## Brief
For each line below that contains the string "droplets", copy that line.

## Stored records
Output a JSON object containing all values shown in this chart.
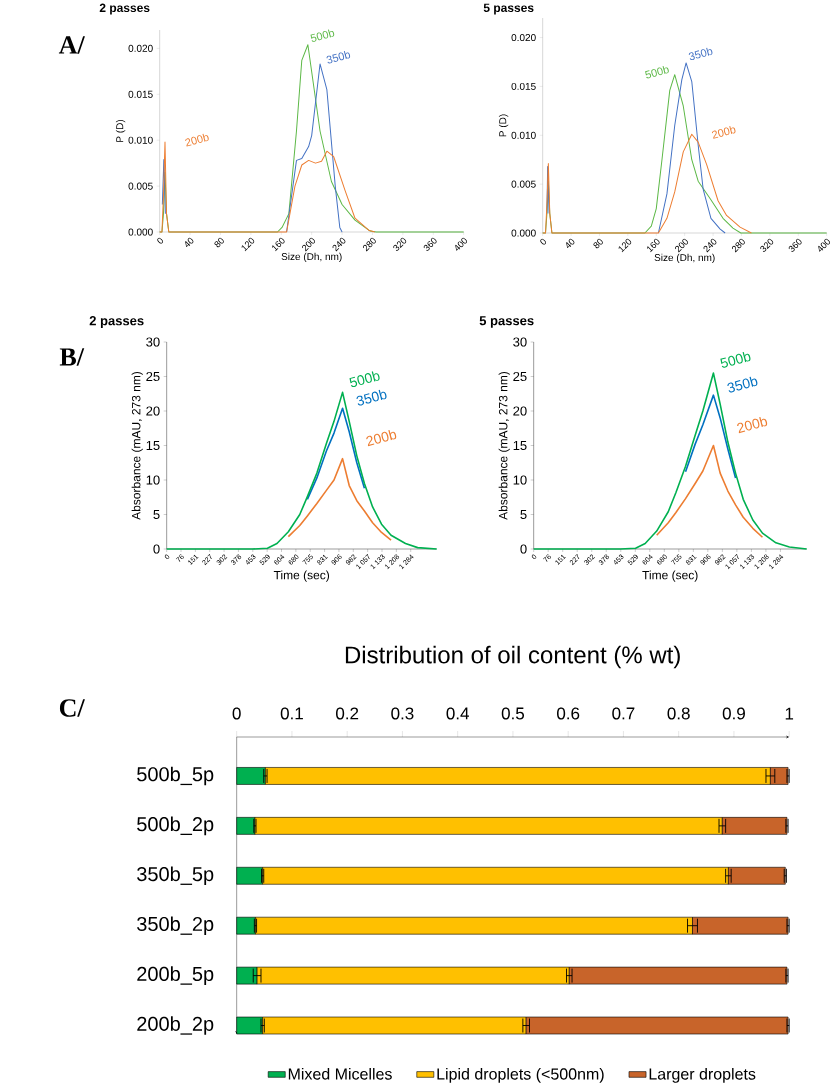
{
  "chart_data": [
    {
      "type": "line",
      "title": "2 passes",
      "xlabel": "Size (Dh, nm)",
      "ylabel": "P (D)",
      "annotations": [
        "A/"
      ],
      "xlim": [
        0,
        400
      ],
      "ylim": [
        0,
        0.022
      ],
      "xticks": [
        0,
        40,
        80,
        120,
        160,
        200,
        240,
        280,
        320,
        360,
        400
      ],
      "yticks": [
        {
          "value": 0,
          "label": "0.000"
        },
        {
          "value": 0.005,
          "label": "0.005"
        },
        {
          "value": 0.01,
          "label": "0.010"
        },
        {
          "value": 0.015,
          "label": "0.015"
        },
        {
          "value": 0.02,
          "label": "0.020"
        }
      ],
      "series": [
        {
          "name": "500b",
          "color": "#5cb846",
          "x": [
            0,
            3,
            5,
            7,
            9,
            12,
            155,
            161,
            170,
            180,
            187,
            195,
            211,
            226,
            240,
            257,
            277,
            285,
            400
          ],
          "values": [
            0,
            0,
            0.002,
            0.0065,
            0.002,
            0,
            0,
            0.0005,
            0.002,
            0.011,
            0.0187,
            0.0204,
            0.011,
            0.0055,
            0.003,
            0.0013,
            0.0001,
            0,
            0
          ]
        },
        {
          "name": "350b",
          "color": "#4472c4",
          "x": [
            3.5,
            5.5,
            7.5,
            100,
            167,
            180,
            187,
            196,
            200,
            211,
            220,
            231,
            237,
            240
          ],
          "values": [
            0.003,
            0.0079,
            0.002,
            null,
            0,
            0.0078,
            0.008,
            0.0093,
            0.0105,
            0.0183,
            0.0155,
            0.005,
            0.0005,
            0
          ]
        },
        {
          "name": "200b",
          "color": "#ed7d31",
          "x": [
            0,
            3,
            5,
            7,
            9,
            12,
            160,
            167,
            178,
            187,
            196,
            205,
            213,
            220,
            229,
            244,
            257,
            275,
            283
          ],
          "values": [
            0,
            0,
            0.004,
            0.0098,
            0.002,
            0,
            0,
            0,
            0.005,
            0.0073,
            0.0078,
            0.0075,
            0.0077,
            0.0088,
            0.0082,
            0.0045,
            0.0015,
            0.0002,
            0
          ]
        }
      ]
    },
    {
      "type": "line",
      "title": "5 passes",
      "xlabel": "Size (Dh, nm)",
      "ylabel": "P (D)",
      "xlim": [
        0,
        400
      ],
      "ylim": [
        0,
        0.022
      ],
      "xticks": [
        0,
        40,
        80,
        120,
        160,
        200,
        240,
        280,
        320,
        360,
        400
      ],
      "yticks": [
        {
          "value": 0,
          "label": "0.000"
        },
        {
          "value": 0.005,
          "label": "0.005"
        },
        {
          "value": 0.01,
          "label": "0.010"
        },
        {
          "value": 0.015,
          "label": "0.015"
        },
        {
          "value": 0.02,
          "label": "0.020"
        }
      ],
      "series": [
        {
          "name": "500b",
          "color": "#5cb846",
          "x": [
            0,
            4,
            6,
            8,
            10,
            13,
            140,
            144,
            153,
            160,
            168,
            179,
            186,
            198,
            210,
            219,
            236,
            254,
            268,
            279,
            400
          ],
          "values": [
            0,
            0,
            0.002,
            0.0053,
            0.002,
            0,
            0,
            0,
            0.0007,
            0.0025,
            0.0075,
            0.0146,
            0.0162,
            0.013,
            0.0075,
            0.0053,
            0.0035,
            0.0015,
            0.0005,
            0,
            0
          ]
        },
        {
          "name": "350b",
          "color": "#4472c4",
          "x": [
            6,
            7,
            9,
            100,
            163,
            175,
            186,
            196,
            202,
            210,
            219,
            226,
            237,
            250,
            257
          ],
          "values": [
            0.002,
            0.0068,
            0.002,
            null,
            0,
            0.004,
            0.011,
            0.0157,
            0.0174,
            0.0155,
            0.009,
            0.0045,
            0.0015,
            0.0004,
            0
          ]
        },
        {
          "name": "200b",
          "color": "#ed7d31",
          "x": [
            0,
            4,
            6,
            8,
            10,
            13,
            160,
            163,
            175,
            186,
            198,
            210,
            219,
            231,
            247,
            259,
            278,
            294
          ],
          "values": [
            0,
            0,
            0.003,
            0.0071,
            0.002,
            0,
            0,
            0,
            0.0015,
            0.0042,
            0.0083,
            0.0101,
            0.0093,
            0.007,
            0.0033,
            0.0018,
            0.0006,
            0
          ]
        }
      ]
    },
    {
      "type": "line",
      "title": "2 passes",
      "xlabel": "Time (sec)",
      "ylabel": "Absorbance (mAU, 273 nm)",
      "annotations": [
        "B/"
      ],
      "xlim": [
        0,
        1420
      ],
      "ylim": [
        0,
        30
      ],
      "xticks": [
        {
          "value": 0,
          "label": "0"
        },
        {
          "value": 75.5,
          "label": "76"
        },
        {
          "value": 151,
          "label": "151"
        },
        {
          "value": 226.5,
          "label": "227"
        },
        {
          "value": 302,
          "label": "302"
        },
        {
          "value": 377.5,
          "label": "378"
        },
        {
          "value": 453,
          "label": "453"
        },
        {
          "value": 528.5,
          "label": "529"
        },
        {
          "value": 604,
          "label": "604"
        },
        {
          "value": 679.5,
          "label": "680"
        },
        {
          "value": 755,
          "label": "755"
        },
        {
          "value": 830.5,
          "label": "831"
        },
        {
          "value": 906,
          "label": "906"
        },
        {
          "value": 981.5,
          "label": "982"
        },
        {
          "value": 1057,
          "label": "1 057"
        },
        {
          "value": 1132.5,
          "label": "1 133"
        },
        {
          "value": 1208,
          "label": "1 208"
        },
        {
          "value": 1283.5,
          "label": "1 284"
        }
      ],
      "yticks": [
        0,
        5,
        10,
        15,
        20,
        25,
        30
      ],
      "series": [
        {
          "name": "200b",
          "color": "#ed7d31",
          "x": [
            640,
            700,
            740,
            790,
            840,
            880,
            925,
            960,
            1000,
            1040,
            1083,
            1130,
            1180
          ],
          "values": [
            1.8,
            3.4,
            4.8,
            6.6,
            8.5,
            10,
            13.1,
            9.2,
            7,
            5.5,
            3.8,
            2.4,
            1.3
          ]
        },
        {
          "name": "350b",
          "color": "#0070c0",
          "x": [
            740,
            790,
            840,
            880,
            925,
            960,
            1000,
            1040
          ],
          "values": [
            7.2,
            10.3,
            14.2,
            16.8,
            20.4,
            17,
            12.5,
            8.8
          ]
        },
        {
          "name": "500b",
          "color": "#00b050",
          "x": [
            0,
            450,
            530,
            580,
            640,
            700,
            740,
            790,
            840,
            880,
            925,
            960,
            1000,
            1040,
            1083,
            1130,
            1180,
            1256,
            1320,
            1420
          ],
          "values": [
            0,
            0,
            0.1,
            0.8,
            2.5,
            5,
            7.6,
            11,
            15.3,
            18.5,
            22.7,
            18.5,
            13.5,
            9.5,
            6.1,
            3.6,
            2,
            0.8,
            0.2,
            0
          ]
        }
      ]
    },
    {
      "type": "line",
      "title": "5 passes",
      "xlabel": "Time (sec)",
      "ylabel": "Absorbance (mAU, 273 nm)",
      "xlim": [
        0,
        1420
      ],
      "ylim": [
        0,
        30
      ],
      "xticks": [
        {
          "value": 0,
          "label": "0"
        },
        {
          "value": 75.5,
          "label": "76"
        },
        {
          "value": 151,
          "label": "151"
        },
        {
          "value": 226.5,
          "label": "227"
        },
        {
          "value": 302,
          "label": "302"
        },
        {
          "value": 377.5,
          "label": "378"
        },
        {
          "value": 453,
          "label": "453"
        },
        {
          "value": 528.5,
          "label": "529"
        },
        {
          "value": 604,
          "label": "604"
        },
        {
          "value": 679.5,
          "label": "680"
        },
        {
          "value": 755,
          "label": "755"
        },
        {
          "value": 830.5,
          "label": "831"
        },
        {
          "value": 906,
          "label": "906"
        },
        {
          "value": 981.5,
          "label": "982"
        },
        {
          "value": 1057,
          "label": "1 057"
        },
        {
          "value": 1132.5,
          "label": "1 133"
        },
        {
          "value": 1208,
          "label": "1 208"
        },
        {
          "value": 1283.5,
          "label": "1 284"
        }
      ],
      "yticks": [
        0,
        5,
        10,
        15,
        20,
        25,
        30
      ],
      "series": [
        {
          "name": "200b",
          "color": "#ed7d31",
          "x": [
            640,
            700,
            740,
            790,
            840,
            880,
            935,
            970,
            1010,
            1050,
            1090,
            1140,
            1190
          ],
          "values": [
            2,
            3.8,
            5.3,
            7.3,
            9.5,
            11.3,
            15,
            11,
            8.4,
            6.4,
            4.6,
            3,
            1.7
          ]
        },
        {
          "name": "350b",
          "color": "#0070c0",
          "x": [
            790,
            840,
            880,
            935,
            970,
            1010,
            1050
          ],
          "values": [
            11.2,
            15.2,
            18,
            22.3,
            19,
            14.5,
            10.3
          ]
        },
        {
          "name": "500b",
          "color": "#00b050",
          "x": [
            0,
            450,
            530,
            580,
            640,
            700,
            740,
            790,
            840,
            880,
            935,
            970,
            1010,
            1050,
            1090,
            1140,
            1190,
            1260,
            1330,
            1420
          ],
          "values": [
            0,
            0,
            0.1,
            0.8,
            2.6,
            5.4,
            8.2,
            12,
            16.5,
            20,
            25.5,
            21,
            15.5,
            11,
            7.2,
            4.2,
            2.3,
            0.9,
            0.3,
            0
          ]
        }
      ]
    },
    {
      "type": "bar",
      "orientation": "horizontal",
      "stacked": true,
      "title": "Distribution of oil content (% wt)",
      "annotations": [
        "C/"
      ],
      "categories": [
        "500b_5p",
        "500b_2p",
        "350b_5p",
        "350b_2p",
        "200b_5p",
        "200b_2p"
      ],
      "xlim": [
        0,
        1
      ],
      "xticks": [
        0,
        0.1,
        0.2,
        0.3,
        0.4,
        0.5,
        0.6,
        0.7,
        0.8,
        0.9,
        1
      ],
      "legend": "bottom",
      "series": [
        {
          "name": "Mixed Micelles",
          "color": "#00b050",
          "values": [
            0.052,
            0.033,
            0.047,
            0.034,
            0.037,
            0.047
          ],
          "errors": [
            0.003,
            0.002,
            0.002,
            0.002,
            0.007,
            0.003
          ]
        },
        {
          "name": "Lipid droplets (<500nm)",
          "color": "#ffc000",
          "values": [
            0.914,
            0.846,
            0.843,
            0.791,
            0.565,
            0.477
          ],
          "errors": [
            0.008,
            0.006,
            0.005,
            0.009,
            0.005,
            0.006
          ]
        },
        {
          "name": "Larger droplets",
          "color": "#c8642a",
          "values": [
            0.032,
            0.117,
            0.103,
            0.173,
            0.394,
            0.474
          ],
          "errors": [
            0.002,
            0.002,
            0.002,
            0.002,
            0.002,
            0.002
          ]
        }
      ]
    }
  ]
}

## Exercise output
          "name": "Lipid droplets (<500nm)",
          "name": "Larger droplets",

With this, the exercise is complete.